• Task description:
Scan the material and copy every line in which "liter" appears.

-- -- --

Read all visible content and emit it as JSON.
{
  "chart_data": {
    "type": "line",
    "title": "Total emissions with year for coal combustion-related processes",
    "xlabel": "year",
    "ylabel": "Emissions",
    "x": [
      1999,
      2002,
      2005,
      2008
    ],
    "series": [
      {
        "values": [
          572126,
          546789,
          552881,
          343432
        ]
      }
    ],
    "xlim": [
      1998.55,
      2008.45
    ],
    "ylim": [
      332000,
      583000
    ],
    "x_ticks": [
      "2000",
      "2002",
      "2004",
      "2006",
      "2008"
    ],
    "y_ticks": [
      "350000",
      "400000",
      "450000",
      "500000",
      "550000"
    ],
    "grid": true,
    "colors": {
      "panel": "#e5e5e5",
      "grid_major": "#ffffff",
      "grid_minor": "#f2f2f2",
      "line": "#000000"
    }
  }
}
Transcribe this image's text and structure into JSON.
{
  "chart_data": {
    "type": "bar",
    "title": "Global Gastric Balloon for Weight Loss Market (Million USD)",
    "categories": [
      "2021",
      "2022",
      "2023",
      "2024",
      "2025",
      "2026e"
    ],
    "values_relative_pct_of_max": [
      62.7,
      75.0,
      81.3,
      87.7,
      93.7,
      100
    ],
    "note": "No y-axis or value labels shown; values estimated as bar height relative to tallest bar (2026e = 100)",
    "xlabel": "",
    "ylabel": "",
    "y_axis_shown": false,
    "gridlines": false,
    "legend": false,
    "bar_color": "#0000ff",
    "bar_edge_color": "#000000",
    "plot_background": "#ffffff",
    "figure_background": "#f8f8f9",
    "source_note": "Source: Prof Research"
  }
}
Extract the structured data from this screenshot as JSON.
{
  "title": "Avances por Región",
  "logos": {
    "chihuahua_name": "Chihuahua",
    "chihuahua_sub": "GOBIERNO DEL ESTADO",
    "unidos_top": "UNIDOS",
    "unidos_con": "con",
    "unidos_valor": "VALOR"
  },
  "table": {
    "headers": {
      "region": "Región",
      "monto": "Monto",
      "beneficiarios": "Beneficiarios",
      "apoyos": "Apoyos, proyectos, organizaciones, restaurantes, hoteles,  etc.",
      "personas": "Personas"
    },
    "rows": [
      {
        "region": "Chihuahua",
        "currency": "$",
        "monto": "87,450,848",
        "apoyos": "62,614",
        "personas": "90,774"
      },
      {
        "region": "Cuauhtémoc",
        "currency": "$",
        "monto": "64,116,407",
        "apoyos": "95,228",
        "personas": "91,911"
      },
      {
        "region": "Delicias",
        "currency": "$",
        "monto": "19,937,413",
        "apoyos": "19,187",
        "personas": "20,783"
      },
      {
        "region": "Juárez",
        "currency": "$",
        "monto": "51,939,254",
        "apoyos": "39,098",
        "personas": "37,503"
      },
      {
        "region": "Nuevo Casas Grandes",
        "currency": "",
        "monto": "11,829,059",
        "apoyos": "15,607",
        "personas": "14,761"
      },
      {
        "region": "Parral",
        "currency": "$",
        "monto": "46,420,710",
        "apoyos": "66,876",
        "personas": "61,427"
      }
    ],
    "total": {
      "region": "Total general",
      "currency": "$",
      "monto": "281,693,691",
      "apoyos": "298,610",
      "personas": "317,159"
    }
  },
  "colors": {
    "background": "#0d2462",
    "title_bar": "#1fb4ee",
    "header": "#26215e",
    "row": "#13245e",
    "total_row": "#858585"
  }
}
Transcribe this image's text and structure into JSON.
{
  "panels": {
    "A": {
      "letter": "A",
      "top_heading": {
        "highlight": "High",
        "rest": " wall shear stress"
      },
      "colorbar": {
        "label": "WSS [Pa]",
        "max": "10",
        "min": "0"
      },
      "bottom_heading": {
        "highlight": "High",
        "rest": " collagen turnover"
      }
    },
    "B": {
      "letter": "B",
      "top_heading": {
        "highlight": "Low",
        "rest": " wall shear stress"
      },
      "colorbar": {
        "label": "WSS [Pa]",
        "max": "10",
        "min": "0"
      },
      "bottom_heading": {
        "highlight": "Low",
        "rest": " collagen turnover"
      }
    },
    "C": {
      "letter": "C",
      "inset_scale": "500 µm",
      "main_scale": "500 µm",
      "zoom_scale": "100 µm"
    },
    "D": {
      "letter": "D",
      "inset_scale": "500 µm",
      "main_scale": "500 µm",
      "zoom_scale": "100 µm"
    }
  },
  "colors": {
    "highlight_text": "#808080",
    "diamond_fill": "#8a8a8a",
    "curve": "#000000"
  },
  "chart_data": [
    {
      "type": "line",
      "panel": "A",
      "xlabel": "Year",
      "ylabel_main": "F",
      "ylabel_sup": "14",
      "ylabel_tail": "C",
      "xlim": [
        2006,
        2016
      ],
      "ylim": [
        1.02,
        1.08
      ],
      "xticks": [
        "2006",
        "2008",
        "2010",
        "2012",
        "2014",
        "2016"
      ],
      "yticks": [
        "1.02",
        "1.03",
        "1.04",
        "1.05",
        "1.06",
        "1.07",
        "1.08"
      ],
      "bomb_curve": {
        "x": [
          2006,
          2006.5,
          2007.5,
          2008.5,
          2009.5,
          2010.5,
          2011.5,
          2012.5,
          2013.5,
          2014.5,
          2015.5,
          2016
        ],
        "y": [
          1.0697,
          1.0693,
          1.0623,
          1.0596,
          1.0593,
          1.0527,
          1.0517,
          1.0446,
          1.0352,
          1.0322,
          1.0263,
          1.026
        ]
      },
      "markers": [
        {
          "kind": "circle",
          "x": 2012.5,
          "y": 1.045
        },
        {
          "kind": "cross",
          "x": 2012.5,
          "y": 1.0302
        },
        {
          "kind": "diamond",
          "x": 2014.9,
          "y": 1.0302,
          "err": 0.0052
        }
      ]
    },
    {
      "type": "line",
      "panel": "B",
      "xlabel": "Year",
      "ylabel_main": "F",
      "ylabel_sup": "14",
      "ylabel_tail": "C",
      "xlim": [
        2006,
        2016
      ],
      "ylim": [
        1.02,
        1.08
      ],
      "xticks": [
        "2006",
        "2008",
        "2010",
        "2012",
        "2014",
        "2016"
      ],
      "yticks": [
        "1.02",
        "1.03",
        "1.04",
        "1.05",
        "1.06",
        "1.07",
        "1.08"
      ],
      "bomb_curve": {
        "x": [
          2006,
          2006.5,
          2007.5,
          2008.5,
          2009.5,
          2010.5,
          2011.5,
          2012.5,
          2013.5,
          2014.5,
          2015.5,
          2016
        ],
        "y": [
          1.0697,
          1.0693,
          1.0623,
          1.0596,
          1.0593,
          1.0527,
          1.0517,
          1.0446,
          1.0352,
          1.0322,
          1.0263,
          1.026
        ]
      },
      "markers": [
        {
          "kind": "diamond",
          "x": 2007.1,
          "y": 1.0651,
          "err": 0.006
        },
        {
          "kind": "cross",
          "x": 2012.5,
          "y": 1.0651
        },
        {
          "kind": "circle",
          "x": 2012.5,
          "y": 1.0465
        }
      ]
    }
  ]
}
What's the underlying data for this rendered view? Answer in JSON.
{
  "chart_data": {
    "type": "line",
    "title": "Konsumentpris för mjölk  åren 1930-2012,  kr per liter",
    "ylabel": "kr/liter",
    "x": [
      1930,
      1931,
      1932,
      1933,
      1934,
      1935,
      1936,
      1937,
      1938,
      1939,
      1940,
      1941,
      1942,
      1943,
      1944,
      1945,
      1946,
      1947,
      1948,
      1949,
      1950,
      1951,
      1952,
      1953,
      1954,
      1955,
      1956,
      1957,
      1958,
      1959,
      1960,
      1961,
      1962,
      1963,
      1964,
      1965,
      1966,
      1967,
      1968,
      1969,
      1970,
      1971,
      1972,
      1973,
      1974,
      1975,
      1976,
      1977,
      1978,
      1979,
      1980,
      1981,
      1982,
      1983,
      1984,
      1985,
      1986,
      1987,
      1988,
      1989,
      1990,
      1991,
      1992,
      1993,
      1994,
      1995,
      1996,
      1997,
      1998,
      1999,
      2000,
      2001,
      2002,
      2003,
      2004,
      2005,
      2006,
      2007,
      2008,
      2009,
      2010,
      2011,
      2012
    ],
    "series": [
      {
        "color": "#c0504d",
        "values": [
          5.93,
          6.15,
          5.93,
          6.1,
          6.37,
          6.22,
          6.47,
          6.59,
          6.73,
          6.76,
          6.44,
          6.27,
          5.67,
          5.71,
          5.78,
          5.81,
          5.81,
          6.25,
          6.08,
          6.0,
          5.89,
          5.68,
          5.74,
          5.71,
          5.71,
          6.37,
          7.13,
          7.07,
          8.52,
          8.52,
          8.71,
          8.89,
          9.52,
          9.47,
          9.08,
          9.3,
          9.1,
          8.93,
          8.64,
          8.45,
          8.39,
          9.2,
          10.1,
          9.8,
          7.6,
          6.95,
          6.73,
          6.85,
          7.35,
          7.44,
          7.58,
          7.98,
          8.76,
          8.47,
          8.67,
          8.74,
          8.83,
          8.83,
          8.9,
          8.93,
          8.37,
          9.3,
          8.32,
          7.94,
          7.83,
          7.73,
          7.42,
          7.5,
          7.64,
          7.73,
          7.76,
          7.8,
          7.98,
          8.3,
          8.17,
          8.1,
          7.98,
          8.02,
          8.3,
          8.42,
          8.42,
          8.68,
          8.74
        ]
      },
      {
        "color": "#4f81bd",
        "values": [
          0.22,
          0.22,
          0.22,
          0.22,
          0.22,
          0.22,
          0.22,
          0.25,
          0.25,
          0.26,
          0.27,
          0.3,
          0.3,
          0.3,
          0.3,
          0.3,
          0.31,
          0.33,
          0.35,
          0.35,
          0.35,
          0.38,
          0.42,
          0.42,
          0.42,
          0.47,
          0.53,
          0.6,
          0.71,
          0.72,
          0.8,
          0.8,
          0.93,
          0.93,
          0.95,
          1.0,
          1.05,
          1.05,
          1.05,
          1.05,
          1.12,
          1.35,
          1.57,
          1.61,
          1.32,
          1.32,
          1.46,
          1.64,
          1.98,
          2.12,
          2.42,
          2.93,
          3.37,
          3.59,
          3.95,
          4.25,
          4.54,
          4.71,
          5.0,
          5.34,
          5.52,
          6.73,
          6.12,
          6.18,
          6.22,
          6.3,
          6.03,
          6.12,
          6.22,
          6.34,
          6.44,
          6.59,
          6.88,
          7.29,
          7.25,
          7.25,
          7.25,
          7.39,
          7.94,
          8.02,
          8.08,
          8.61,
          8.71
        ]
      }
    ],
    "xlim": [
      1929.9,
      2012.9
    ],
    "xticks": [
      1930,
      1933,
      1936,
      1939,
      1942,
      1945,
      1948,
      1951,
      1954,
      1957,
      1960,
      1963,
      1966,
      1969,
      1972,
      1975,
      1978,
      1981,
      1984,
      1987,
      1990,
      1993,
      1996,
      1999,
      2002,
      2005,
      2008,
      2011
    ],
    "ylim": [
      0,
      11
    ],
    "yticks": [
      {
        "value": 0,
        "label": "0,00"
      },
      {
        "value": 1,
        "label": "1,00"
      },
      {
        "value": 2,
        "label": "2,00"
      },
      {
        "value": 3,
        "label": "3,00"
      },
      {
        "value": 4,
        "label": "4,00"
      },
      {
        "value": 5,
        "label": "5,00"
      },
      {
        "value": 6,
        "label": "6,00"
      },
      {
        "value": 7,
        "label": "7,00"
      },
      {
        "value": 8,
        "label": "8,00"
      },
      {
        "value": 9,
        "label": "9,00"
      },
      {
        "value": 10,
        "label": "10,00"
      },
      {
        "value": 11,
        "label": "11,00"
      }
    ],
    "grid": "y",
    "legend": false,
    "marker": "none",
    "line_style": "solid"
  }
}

-- -- --

• Exercise result:
    "title": "Konsumentpris för mjölk  åren 1930-2012,  kr per liter",
    "ylabel": "kr/liter",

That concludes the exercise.